Ausgewählter Auszug:
***

Das ist dann wohl doch die Erklärung, so wie nowayback schon schrieb. Es können also keine Nutzernamen mit mehr als 32 Zeichen (zumindest mit Debian) angelegt werden.


----------



## Till (2. Dez. 2011)

Dann werde ich wohl mal die max. Länge in ISPConfig auf 32 ändern müssen. Kannst es ja mal im Bugtracker posten.

Wie kommst Du eigentlich zu so langen Usernamen? Ich tippe mal drauf dass Du den Userprefix geändert hast? Der Standard ist aus gutem Grund nur die ID  Denn sonst kannst Du theoretisch alleine durch den Userprefix in die Situation kommen, dass Du garkeinen user anlegen kannst, weil der Prefix selbst länger als die max userlänge ist.


----------



## nowayback (2. Dez. 2011)

> *Wenn ich nicht völlig falsch liege*, dann ist Standartmäßig 32 Zeichen als maximale Länge vorgegeben.


Vielen Dank dafür das du mir gezeigt hast, das ich mich doch noch auf meine paar Grauen Zellen verlassen kann


----------



## titanium (2. Dez. 2011)

***

Auszug aus einem Datensatz

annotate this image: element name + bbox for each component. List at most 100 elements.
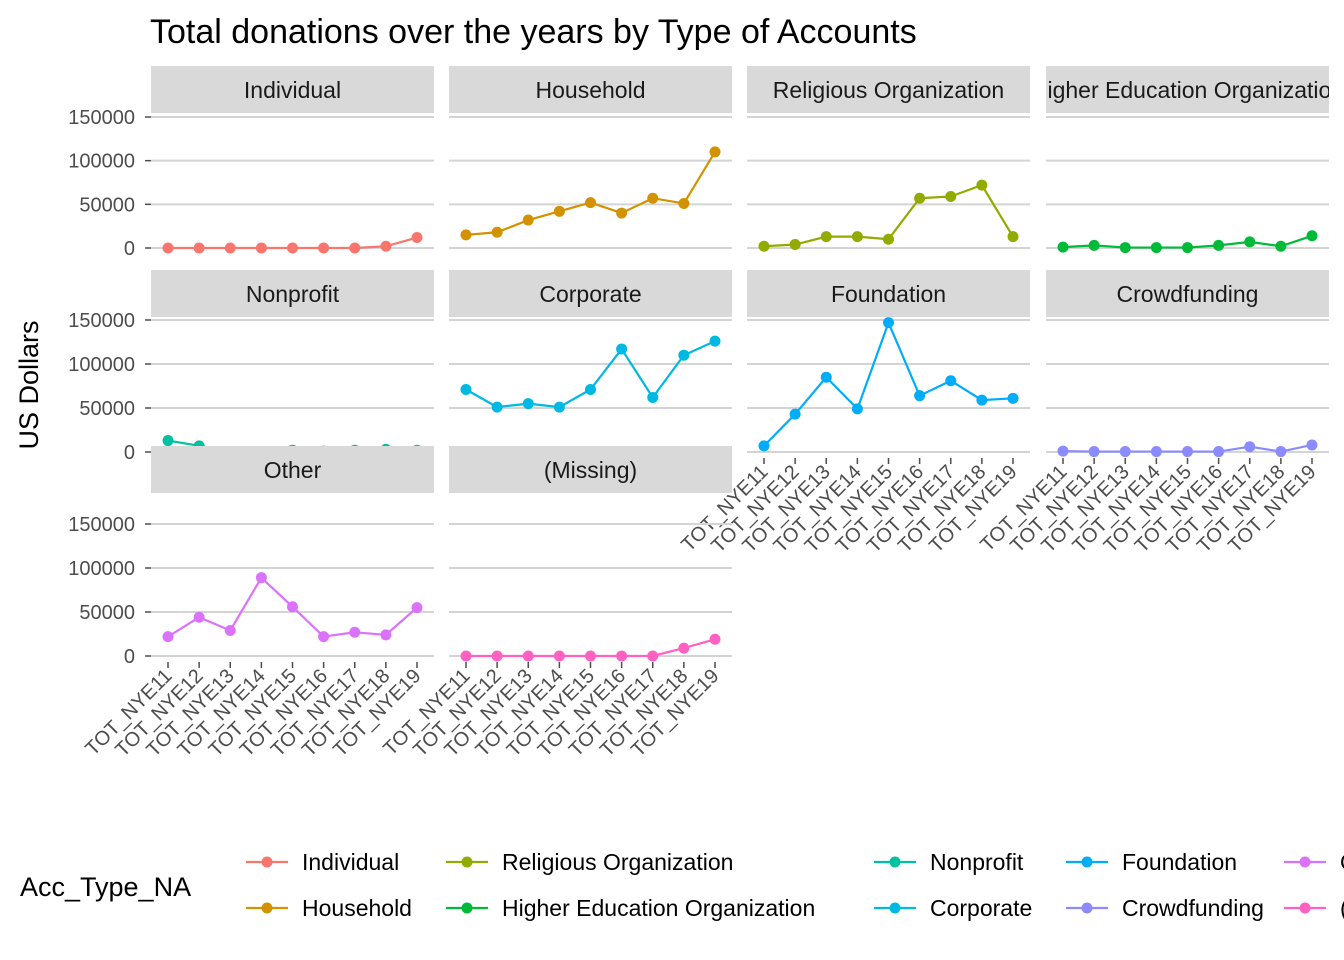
y-tick-label: 100000 bbox=[68, 151, 135, 173]
data-point-individual bbox=[193, 242, 205, 254]
data-point-other bbox=[380, 629, 392, 641]
facet-strip bbox=[1046, 66, 1329, 113]
data-point-foundation bbox=[883, 317, 894, 329]
legend-key-point bbox=[889, 902, 901, 914]
data-point-higher-education-organization bbox=[1244, 236, 1256, 248]
facet-strip-label: Higher Education Organization bbox=[1031, 77, 1344, 103]
y-tick-label: 50000 bbox=[79, 602, 135, 624]
data-point-other bbox=[411, 602, 423, 614]
data-point-other bbox=[224, 624, 236, 636]
data-point-corporate bbox=[647, 391, 659, 403]
data-point-individual bbox=[287, 242, 298, 254]
data-point-other bbox=[318, 631, 330, 643]
facet-strip-label: Crowdfunding bbox=[1117, 281, 1259, 307]
data-point-corporate bbox=[709, 335, 721, 347]
legend-label: Crowdfunding bbox=[1122, 895, 1264, 921]
data-point-crowdfunding bbox=[1088, 446, 1100, 458]
facet-strip bbox=[449, 66, 732, 113]
data-point-missing bbox=[522, 650, 534, 662]
legend-item-crowdfunding: Crowdfunding bbox=[1066, 895, 1264, 921]
data-point-religious-organization bbox=[883, 233, 894, 245]
legend-label: Individual bbox=[302, 849, 399, 875]
legend-key-point bbox=[1081, 856, 1093, 868]
legend-item-nonprofit: Nonprofit bbox=[874, 849, 1024, 875]
y-tick-label: 0 bbox=[124, 646, 135, 668]
data-point-higher-education-organization bbox=[1182, 242, 1193, 254]
gridlines bbox=[1046, 319, 1329, 453]
data-point-foundation bbox=[789, 408, 801, 420]
legend-label: Nonprofit bbox=[930, 849, 1024, 875]
data-point-crowdfunding bbox=[1275, 446, 1287, 458]
data-point-foundation bbox=[914, 390, 926, 402]
facet-strip-label: Household bbox=[536, 77, 646, 103]
data-point-crowdfunding bbox=[1119, 446, 1131, 458]
y-tick-label: 0 bbox=[124, 238, 135, 260]
facet-strip-label: Corporate bbox=[539, 281, 641, 307]
panel-other: Other050000100000150000TOT_NYE11TOT_NYE1… bbox=[68, 446, 434, 761]
legend-key-point bbox=[261, 856, 273, 868]
facet-strip bbox=[747, 66, 1030, 113]
panel-household: Household bbox=[449, 66, 732, 249]
data-point-religious-organization bbox=[851, 231, 863, 243]
panel-individual: Individual 0 50000 100000 150000 bbox=[68, 66, 434, 260]
facet-panels: Individual 0 50000 100000 150000 Household Rel… bbox=[68, 66, 1344, 761]
data-point-foundation bbox=[820, 371, 832, 383]
data-point-religious-organization bbox=[976, 179, 988, 191]
data-point-higher-education-organization bbox=[1088, 239, 1100, 251]
facet-strip bbox=[449, 446, 732, 493]
facet-strip-label: Religious Organization bbox=[773, 77, 1004, 103]
data-point-religious-organization bbox=[1007, 231, 1019, 243]
data-point-foundation bbox=[1007, 392, 1019, 404]
legend-title: Acc_Type_NA bbox=[20, 872, 191, 902]
panel-corporate: Corporate bbox=[449, 270, 732, 453]
gridlines bbox=[449, 116, 732, 249]
facet-strip bbox=[151, 446, 434, 493]
legend-label: Other bbox=[1340, 849, 1344, 875]
data-point-religious-organization bbox=[945, 190, 957, 202]
data-point-other bbox=[255, 572, 267, 584]
legend-items: Individual Household Religious Organizatio… bbox=[246, 849, 1344, 921]
legend: Acc_Type_NA Individual Household Religious… bbox=[20, 849, 1344, 921]
data-point-other bbox=[287, 601, 298, 613]
y-tick-label: 50000 bbox=[79, 398, 135, 420]
panel-religious-organization: Religious Organization bbox=[747, 66, 1030, 252]
legend-key-point bbox=[889, 856, 901, 868]
data-point-missing bbox=[553, 650, 565, 662]
data-point-crowdfunding bbox=[1057, 445, 1069, 457]
y-tick-label: 100000 bbox=[68, 354, 135, 376]
data-point-corporate bbox=[460, 384, 472, 396]
legend-key-point bbox=[1081, 902, 1093, 914]
data-point-individual bbox=[255, 242, 267, 254]
legend-item-higher-education-organization: Higher Education Organization bbox=[446, 895, 815, 921]
data-point-crowdfunding bbox=[1244, 441, 1256, 453]
data-point-individual bbox=[411, 232, 423, 244]
legend-label: (Missing) bbox=[1340, 895, 1344, 921]
facet-strip-label: (Missing) bbox=[544, 457, 637, 483]
data-point-household bbox=[647, 192, 659, 204]
legend-item-foundation: Foundation bbox=[1066, 849, 1237, 875]
data-point-religious-organization bbox=[820, 231, 832, 243]
data-point-individual bbox=[349, 242, 361, 254]
data-point-religious-organization bbox=[789, 239, 801, 251]
gridlines bbox=[1046, 116, 1329, 249]
legend-item-household: Household bbox=[246, 895, 412, 921]
data-point-higher-education-organization bbox=[1057, 241, 1069, 253]
legend-label: Religious Organization bbox=[502, 849, 733, 875]
legend-key-point bbox=[261, 902, 273, 914]
data-point-household bbox=[585, 197, 596, 209]
data-point-foundation bbox=[976, 394, 988, 406]
legend-label: Corporate bbox=[930, 895, 1032, 921]
legend-key-point bbox=[461, 902, 473, 914]
legend-item-other: Other bbox=[1284, 849, 1344, 875]
facet-strip bbox=[151, 66, 434, 113]
data-point-corporate bbox=[616, 343, 628, 355]
data-point-household bbox=[709, 146, 721, 158]
data-point-higher-education-organization bbox=[1150, 242, 1162, 254]
data-point-crowdfunding bbox=[1182, 446, 1193, 458]
data-point-crowdfunding bbox=[1213, 446, 1225, 458]
data-point-higher-education-organization bbox=[1213, 239, 1225, 251]
series-line-household bbox=[465, 151, 716, 236]
series-line-corporate bbox=[465, 340, 716, 409]
data-point-religious-organization bbox=[914, 192, 926, 204]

***

Aufgabenstellung:
A - Beantworte bitte anhand des Forumsauszugs zur Länge von Benutzernamen:
(i) Wie viele Zeichen darf ein Nutzername zumindest unter Debian höchstens haben?
(ii) Auf welchen Wert will Till die maximale Länge in ISPConfig ändern?
(iii) Was ist laut Till der Standard für den Userprefix?
B - Setze den Forumsauszug zur Länge von Benutzernamen fort, beginnend nach seinem letzten Satz.

Antworten in Reihenfolge:
A -
(i) Höchstens 32 Zeichen.
(ii) Auf 32.
(iii) Nur die ID.

B -
Zitat von Till:


> Wie kommst Du eigentlich zu so langen Usernamen? Ich tippe mal drauf dass Du den Userprefix geändert hast? Der Standard ist aus gutem Grund nur die ID


Echt? Standard ist ID? Bei mir steht im Formular für die Erstellung eines Shellusers

Benutzername: [CLIENTNAME] [     ]

Ich meine, ich hätte das nicht bewusst geändert und wäre noch mit dem Standard unterwegs...

Zu deiner Frage 
Der Clientname selbst ist schon recht lang, und ich vergebe dann als zweiten Teil des Benutzernamens den Real-Nachnamen des Users, der in diesem Fall auch recht lang ist. Insgesamt kam ich dann über 32 Zeichen (genau waren es 34, also knapp drüber), und da ist mir dann das kleine Problem aufgefallen.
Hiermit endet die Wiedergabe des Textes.